Omit the images, then output each of the records below exactly.

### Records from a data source
>> start

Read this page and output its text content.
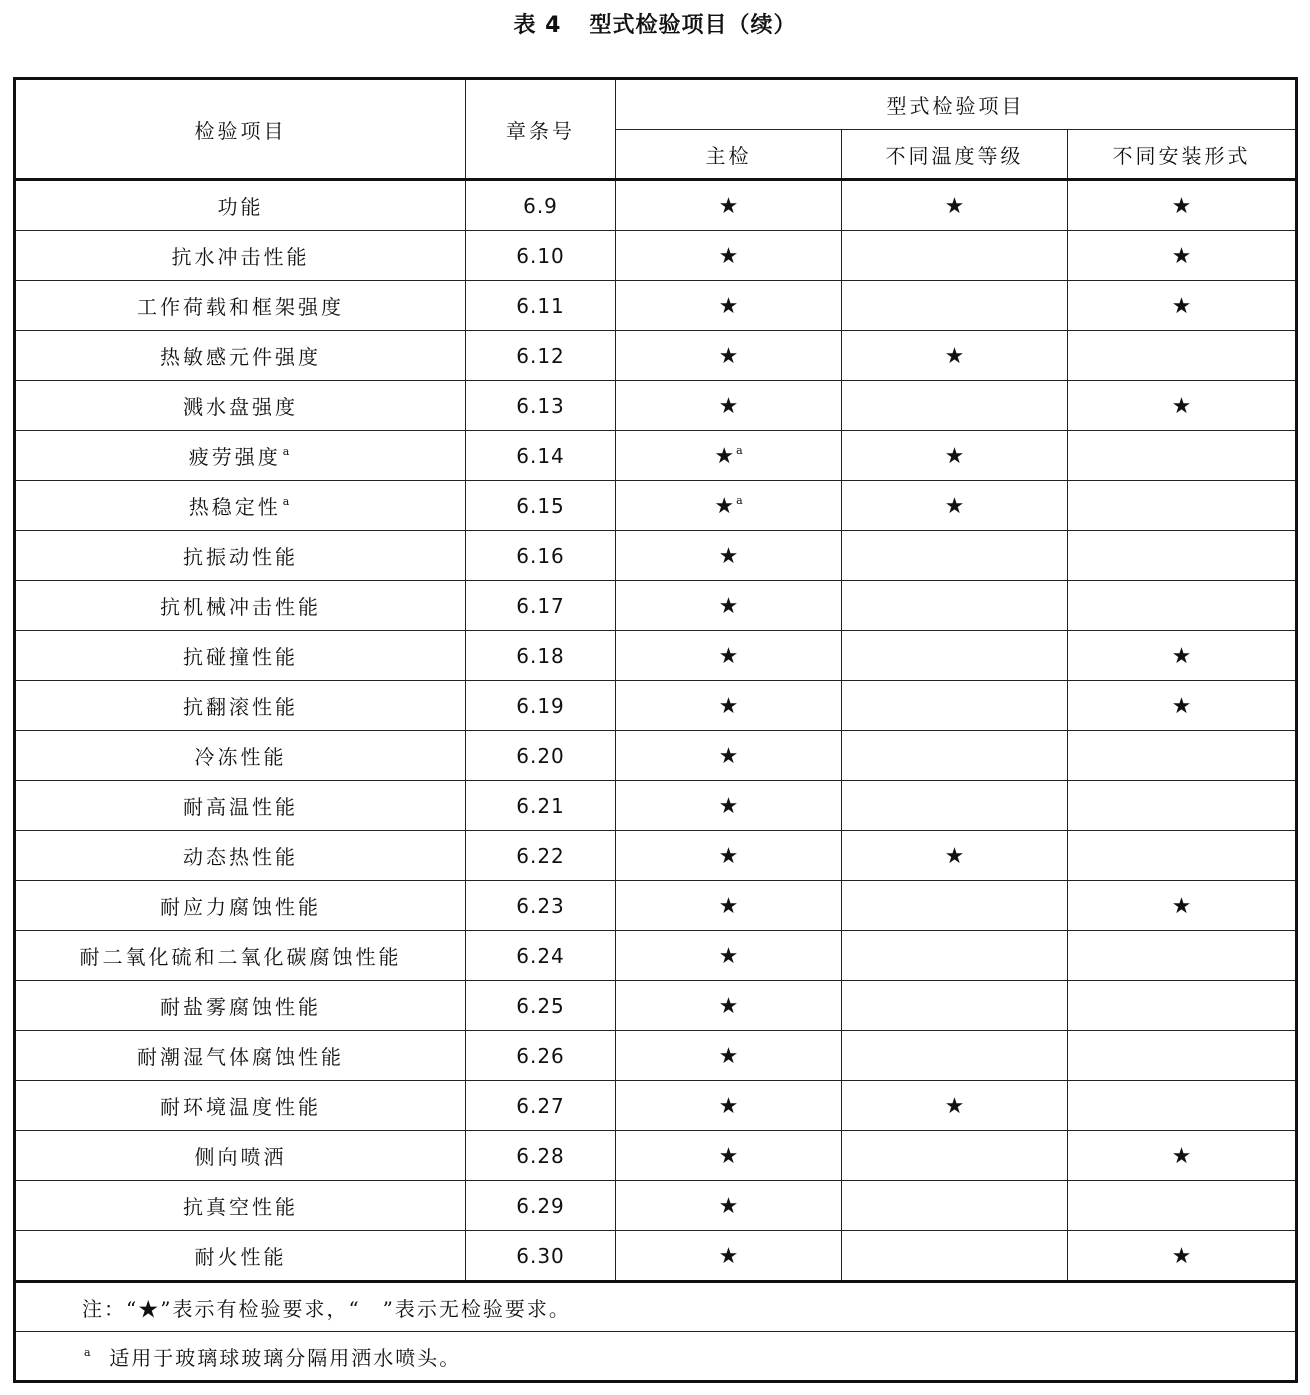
表 4 型式检验项目（续）
检验项目	章条号	型式检验项目		
		主检	不同温度等级	不同安装形式
功能	6.9	★	★	★
抗水冲击性能	6.10	★		★
工作荷载和框架强度	6.11	★		★
热敏感元件强度	6.12	★	★	
溅水盘强度	6.13	★		★
疲劳强度 $^a$	6.14	★ $^a$	★	
热稳定性 $^a$	6.15	★ $^a$	★	
抗振动性能	6.16	★		
抗机械冲击性能	6.17	★		
抗碰撞性能	6.18	★		★
抗翻滚性能	6.19	★		★
冷冻性能	6.20	★		
耐高温性能	6.21	★		
动态热性能	6.22	★	★	
耐应力腐蚀性能	6.23	★		★
耐二氧化硫和二氧化碳腐蚀性能	6.24	★		
耐盐雾腐蚀性能	6.25	★		
耐潮湿气体腐蚀性能	6.26	★		
耐环境温度性能	6.27	★	★	
侧向喷洒	6.28	★		★
抗真空性能	6.29	★		
耐火性能	6.30	★		★
注：“★”表示有检验要求，“　”表示无检验要求。				
$^a$ 适用于玻璃球玻璃分隔用洒水喷头。				
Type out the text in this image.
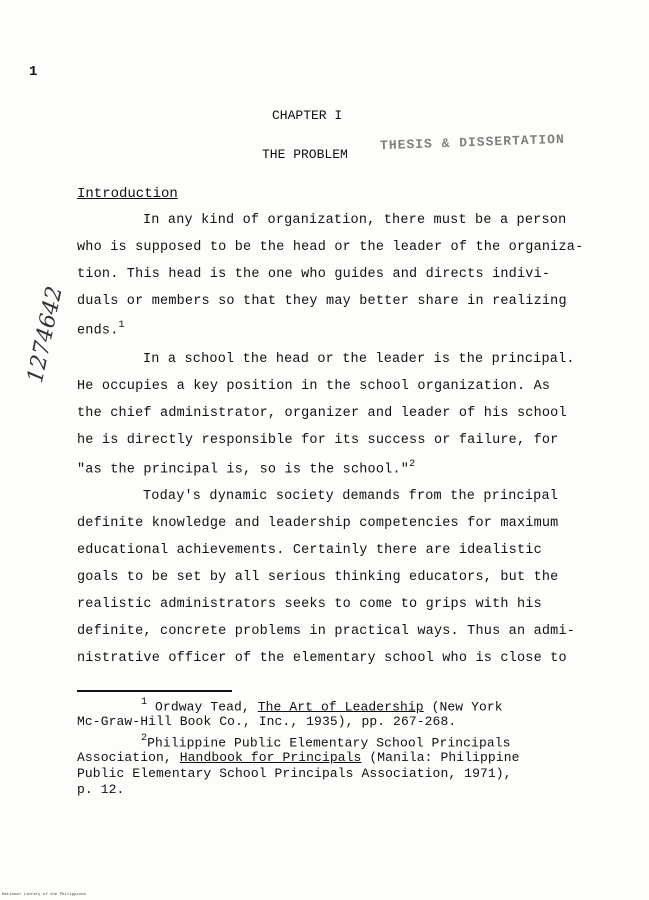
1
CHAPTER I
THE PROBLEM
THESIS & DISSERTATION
Introduction
In any kind of organization, there must be a person
who is supposed to be the head or the leader of the organiza-
tion. This head is the one who guides and directs indivi-
duals or members so that they may better share in realizing
ends.$^1$
In a school the head or the leader is the principal.
He occupies a key position in the school organization. As
the chief administrator, organizer and leader of his school
he is directly responsible for its success or failure, for
"as the principal is, so is the school."$^2$
Today's dynamic society demands from the principal
definite knowledge and leadership competencies for maximum
educational achievements. Certainly there are idealistic
goals to be set by all serious thinking educators, but the
realistic administrators seeks to come to grips with his
definite, concrete problems in practical ways. Thus an admi-
nistrative officer of the elementary school who is close to
$^1$ Ordway Tead, The Art of Leadership (New York
Mc-Graw-Hill Book Co., Inc., 1935), pp. 267-268.
$^2$Philippine Public Elementary School Principals
Association, Handbook for Principals (Manila: Philippine
Public Elementary School Principals Association, 1971),
p. 12.
1274642
National Library of the Philippines
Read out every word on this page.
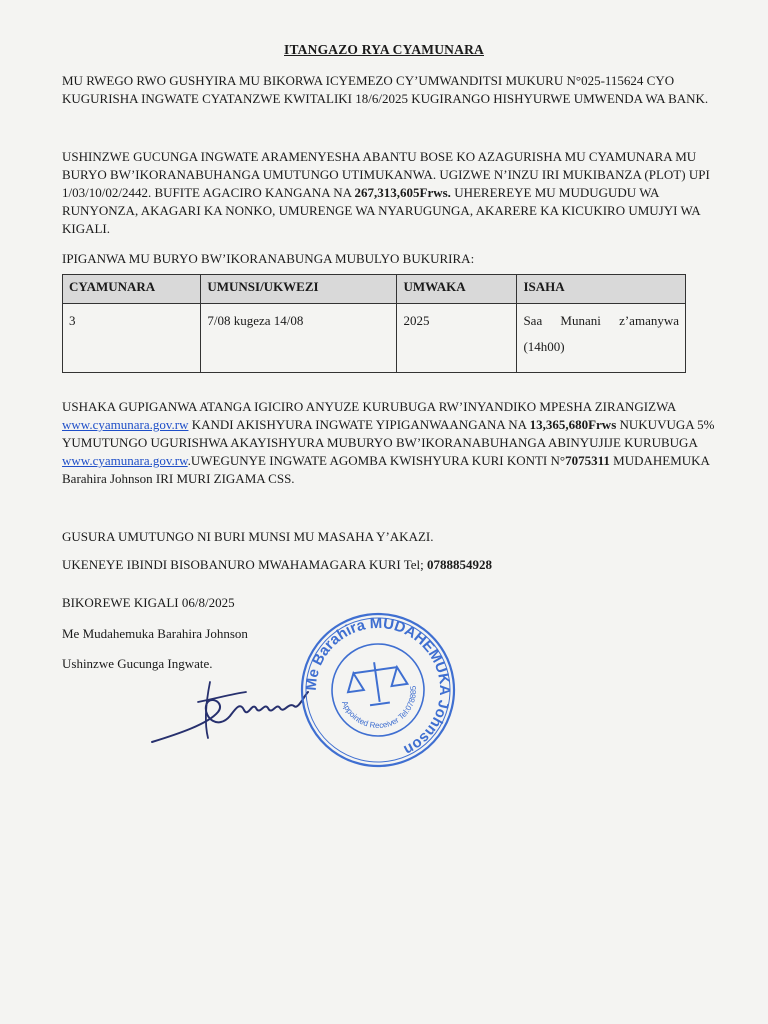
ITANGAZO RYA CYAMUNARA
MU RWEGO RWO GUSHYIRA MU BIKORWA ICYEMEZO CY’UMWANDITSI MUKURU N°025-115624 CYO KUGURISHA INGWATE CYATANZWE KWITALIKI 18/6/2025 KUGIRANGO HISHYURWE UMWENDA WA BANK.
USHINZWE GUCUNGA INGWATE ARAMENYESHA ABANTU BOSE KO AZAGURISHA MU CYAMUNARA MU BURYO BW’IKORANABUHANGA UMUTUNGO UTIMUKANWA. UGIZWE N’INZU IRI MUKIBANZA (PLOT) UPI 1/03/10/02/2442. BUFITE AGACIRO KANGANA NA 267,313,605Frws. UHEREREYE MU MUDUGUDU WA RUNYONZA, AKAGARI KA NONKO, UMURENGE WA NYARUGUNGA, AKARERE KA KICUKIRO UMUJYI WA KIGALI.
IPIGANWA MU BURYO BW’IKORANABUNGA MUBULYO BUKURIRA:
CYAMUNARA	UMUNSI/UKWEZI	UMWAKA	ISAHA
3	7/08 kugeza 14/08	2025	Saa Munani z’amanywa (14h00)
USHAKA GUPIGANWA ATANGA IGICIRO ANYUZE KURUBUGA RW’INYANDIKO MPESHA ZIRANGIZWA www.cyamunara.gov.rw KANDI AKISHYURA INGWATE YIPIGANWAANGANA NA 13,365,680Frws NUKUVUGA 5% YUMUTUNGO UGURISHWA AKAYISHYURA MUBURYO BW’IKORANABUHANGA ABINYUJIJE KURUBUGA www.cyamunara.gov.rw.UWEGUNYE INGWATE AGOMBA KWISHYURA KURI KONTI N°7075311 MUDAHEMUKA Barahira Johnson IRI MURI ZIGAMA CSS.
GUSURA UMUTUNGO NI BURI MUNSI MU MASAHA Y’AKAZI.
UKENEYE IBINDI BISOBANURO MWAHAMAGARA KURI Tel; 0788854928
BIKOREWE KIGALI 06/8/2025
Me Mudahemuka Barahira Johnson
Ushinzwe Gucunga Ingwate.
Me Barahira MUDAHEMUKA Johnson
Appointed Receiver Tel:0788854928
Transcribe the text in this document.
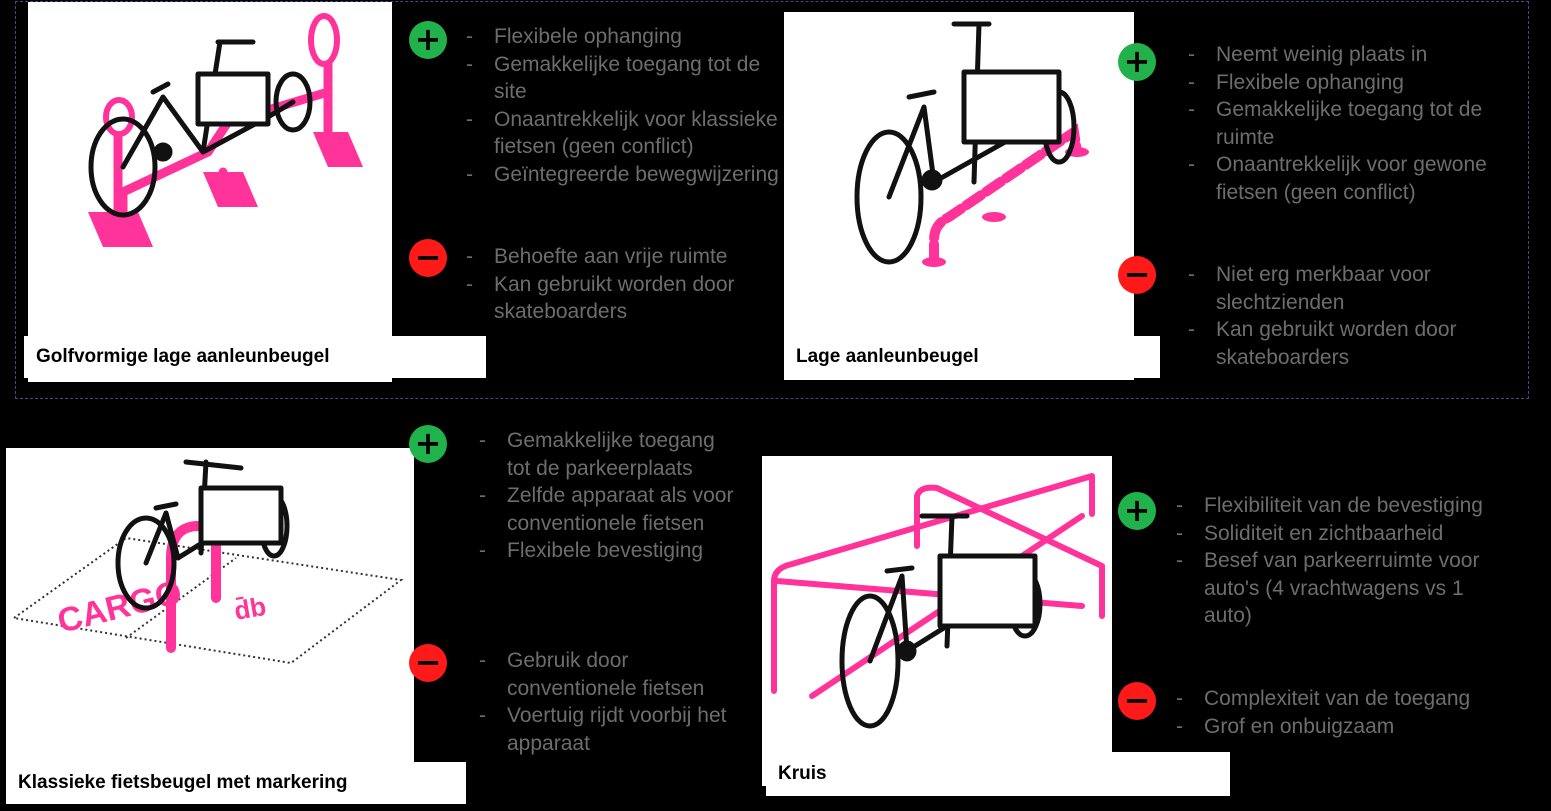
Golfvormige lage aanleunbeugel
+	- Flexibele ophanging
- Gemakkelijke toegang tot de site
- Onaantrekkelijk voor klassieke fietsen (geen conflict)
- Geïntegreerde bewegwijzering
−	- Behoefte aan vrije ruimte
- Kan gebruikt worden door skateboarders
Lage aanleunbeugel
+	- Neemt weinig plaats in
- Flexibele ophanging
- Gemakkelijke toegang tot de ruimte
- Onaantrekkelijk voor gewone fietsen (geen conflict)
−	- Niet erg merkbaar voor slechtzienden
- Kan gebruikt worden door skateboarders
CARGO d̄b
Klassieke fietsbeugel met markering
+	- Gemakkelijke toegang tot de parkeerplaats
- Zelfde apparaat als voor conventionele fietsen
- Flexibele bevestiging
−	- Gebruik door conventionele fietsen
- Voertuig rijdt voorbij het apparaat
Kruis
+	- Flexibiliteit van de bevestiging
- Soliditeit en zichtbaarheid
- Besef van parkeerruimte voor auto's (4 vrachtwagens vs 1 auto)
−	- Complexiteit van de toegang
- Grof en onbuigzaam
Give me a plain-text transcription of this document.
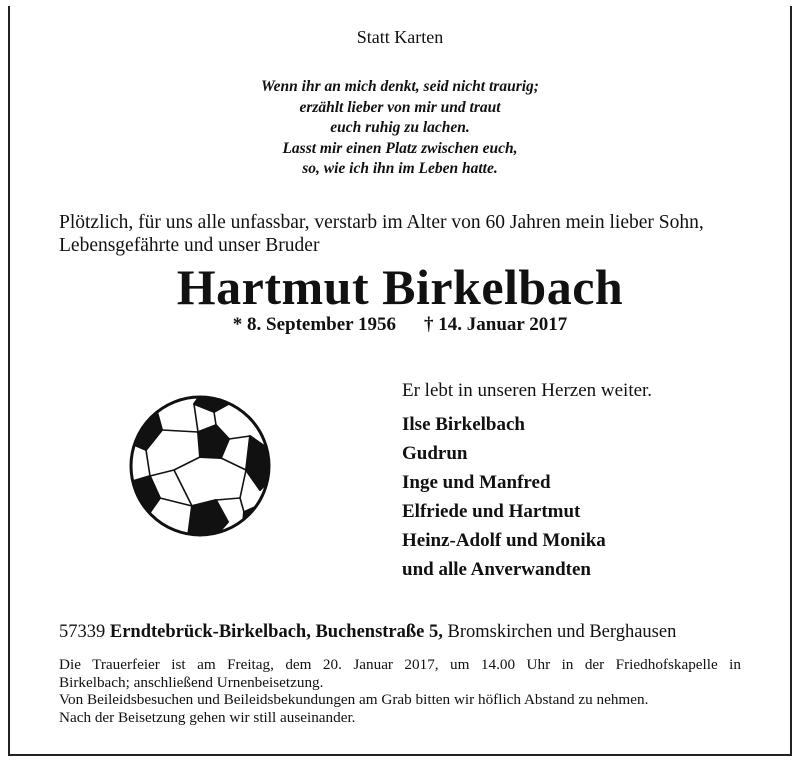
Statt Karten
Wenn ihr an mich denkt, seid nicht traurig;
erzählt lieber von mir und traut
euch ruhig zu lachen.
Lasst mir einen Platz zwischen euch,
so, wie ich ihn im Leben hatte.
Plötzlich, für uns alle unfassbar, verstarb im Alter von 60 Jahren mein lieber Sohn,
Lebensgefährte und unser Bruder
Hartmut Birkelbach
* 8. September 1956 † 14. Januar 2017
Er lebt in unseren Herzen weiter.
Ilse Birkelbach
Gudrun
Inge und Manfred
Elfriede und Hartmut
Heinz-Adolf und Monika
und alle Anverwandten
57339 Erndtebrück-Birkelbach, Buchenstraße 5, Bromskirchen und Berghausen
Die Trauerfeier ist am Freitag, dem 20. Januar 2017, um 14.00 Uhr in der Friedhofskapelle in
Birkelbach; anschließend Urnenbeisetzung.
Von Beileidsbesuchen und Beileidsbekundungen am Grab bitten wir höflich Abstand zu nehmen.
Nach der Beisetzung gehen wir still auseinander.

>> end

### Reply
Read this page and output its text content.
表 4 型式检验项目（续）
检验项目	章条号	型式检验项目		
		主检	不同温度等级	不同安装形式
功能	6.9	★	★	★
抗水冲击性能	6.10	★		★
工作荷载和框架强度	6.11	★		★
热敏感元件强度	6.12	★	★	
溅水盘强度	6.13	★		★
疲劳强度 $^a$	6.14	★ $^a$	★	
热稳定性 $^a$	6.15	★ $^a$	★	
抗振动性能	6.16	★		
抗机械冲击性能	6.17	★		
抗碰撞性能	6.18	★		★
抗翻滚性能	6.19	★		★
冷冻性能	6.20	★		
耐高温性能	6.21	★		
动态热性能	6.22	★	★	
耐应力腐蚀性能	6.23	★		★
耐二氧化硫和二氧化碳腐蚀性能	6.24	★		
耐盐雾腐蚀性能	6.25	★		
耐潮湿气体腐蚀性能	6.26	★		
耐环境温度性能	6.27	★	★	
侧向喷洒	6.28	★		★
抗真空性能	6.29	★		
耐火性能	6.30	★		★
注：“★”表示有检验要求，“　”表示无检验要求。				
$^a$ 适用于玻璃球玻璃分隔用洒水喷头。				
Type out the text in this image.
1
CHAPTER I
THE PROBLEM
THESIS & DISSERTATION
Introduction
In any kind of organization, there must be a person
who is supposed to be the head or the leader of the organiza-
tion. This head is the one who guides and directs indivi-
duals or members so that they may better share in realizing
ends.$^1$
In a school the head or the leader is the principal.
He occupies a key position in the school organization. As
the chief administrator, organizer and leader of his school
he is directly responsible for its success or failure, for
"as the principal is, so is the school."$^2$
Today's dynamic society demands from the principal
definite knowledge and leadership competencies for maximum
educational achievements. Certainly there are idealistic
goals to be set by all serious thinking educators, but the
realistic administrators seeks to come to grips with his
definite, concrete problems in practical ways. Thus an admi-
nistrative officer of the elementary school who is close to
$^1$ Ordway Tead, The Art of Leadership (New York
Mc-Graw-Hill Book Co., Inc., 1935), pp. 267-268.
$^2$Philippine Public Elementary School Principals
Association, Handbook for Principals (Manila: Philippine
Public Elementary School Principals Association, 1971),
p. 12.
1274642
National Library of the Philippines
Read out every word on this page.
ITANGAZO RYA CYAMUNARA
MU RWEGO RWO GUSHYIRA MU BIKORWA ICYEMEZO CY’UMWANDITSI MUKURU N°025-115624 CYO KUGURISHA INGWATE CYATANZWE KWITALIKI 18/6/2025 KUGIRANGO HISHYURWE UMWENDA WA BANK.
USHINZWE GUCUNGA INGWATE ARAMENYESHA ABANTU BOSE KO AZAGURISHA MU CYAMUNARA MU BURYO BW’IKORANABUHANGA UMUTUNGO UTIMUKANWA. UGIZWE N’INZU IRI MUKIBANZA (PLOT) UPI 1/03/10/02/2442. BUFITE AGACIRO KANGANA NA 267,313,605Frws. UHEREREYE MU MUDUGUDU WA RUNYONZA, AKAGARI KA NONKO, UMURENGE WA NYARUGUNGA, AKARERE KA KICUKIRO UMUJYI WA KIGALI.
IPIGANWA MU BURYO BW’IKORANABUNGA MUBULYO BUKURIRA:
CYAMUNARA	UMUNSI/UKWEZI	UMWAKA	ISAHA
3	7/08 kugeza 14/08	2025	Saa Munani z’amanywa (14h00)
USHAKA GUPIGANWA ATANGA IGICIRO ANYUZE KURUBUGA RW’INYANDIKO MPESHA ZIRANGIZWA www.cyamunara.gov.rw KANDI AKISHYURA INGWATE YIPIGANWAANGANA NA 13,365,680Frws NUKUVUGA 5% YUMUTUNGO UGURISHWA AKAYISHYURA MUBURYO BW’IKORANABUHANGA ABINYUJIJE KURUBUGA www.cyamunara.gov.rw.UWEGUNYE INGWATE AGOMBA KWISHYURA KURI KONTI N°7075311 MUDAHEMUKA Barahira Johnson IRI MURI ZIGAMA CSS.
GUSURA UMUTUNGO NI BURI MUNSI MU MASAHA Y’AKAZI.
UKENEYE IBINDI BISOBANURO MWAHAMAGARA KURI Tel; 0788854928
BIKOREWE KIGALI 06/8/2025
Me Mudahemuka Barahira Johnson
Ushinzwe Gucunga Ingwate.
Me Barahira MUDAHEMUKA Johnson
Appointed Receiver Tel:0788854928
Transcribe the text in this document.
Golfvormige lage aanleunbeugel
+	- Flexibele ophanging
- Gemakkelijke toegang tot de site
- Onaantrekkelijk voor klassieke fietsen (geen conflict)
- Geïntegreerde bewegwijzering
−	- Behoefte aan vrije ruimte
- Kan gebruikt worden door skateboarders
Lage aanleunbeugel
+	- Neemt weinig plaats in
- Flexibele ophanging
- Gemakkelijke toegang tot de ruimte
- Onaantrekkelijk voor gewone fietsen (geen conflict)
−	- Niet erg merkbaar voor slechtzienden
- Kan gebruikt worden door skateboarders
CARGO d̄b
Klassieke fietsbeugel met markering
+	- Gemakkelijke toegang tot de parkeerplaats
- Zelfde apparaat als voor conventionele fietsen
- Flexibele bevestiging
−	- Gebruik door conventionele fietsen
- Voertuig rijdt voorbij het apparaat
Kruis
+	- Flexibiliteit van de bevestiging
- Soliditeit en zichtbaarheid
- Besef van parkeerruimte voor auto's (4 vrachtwagens vs 1 auto)
−	- Complexiteit van de toegang
- Grof en onbuigzaam
Give me a plain-text transcription of this document.
Statt Karten
Wenn ihr an mich denkt, seid nicht traurig;
erzählt lieber von mir und traut
euch ruhig zu lachen.
Lasst mir einen Platz zwischen euch,
so, wie ich ihn im Leben hatte.
Plötzlich, für uns alle unfassbar, verstarb im Alter von 60 Jahren mein lieber Sohn,
Lebensgefährte und unser Bruder
Hartmut Birkelbach
* 8. September 1956 † 14. Januar 2017
Er lebt in unseren Herzen weiter.
Ilse Birkelbach
Gudrun
Inge und Manfred
Elfriede und Hartmut
Heinz-Adolf und Monika
und alle Anverwandten
57339 Erndtebrück-Birkelbach, Buchenstraße 5, Bromskirchen und Berghausen
Die Trauerfeier ist am Freitag, dem 20. Januar 2017, um 14.00 Uhr in der Friedhofskapelle in
Birkelbach; anschließend Urnenbeisetzung.
Von Beileidsbesuchen und Beileidsbekundungen am Grab bitten wir höflich Abstand zu nehmen.
Nach der Beisetzung gehen wir still auseinander.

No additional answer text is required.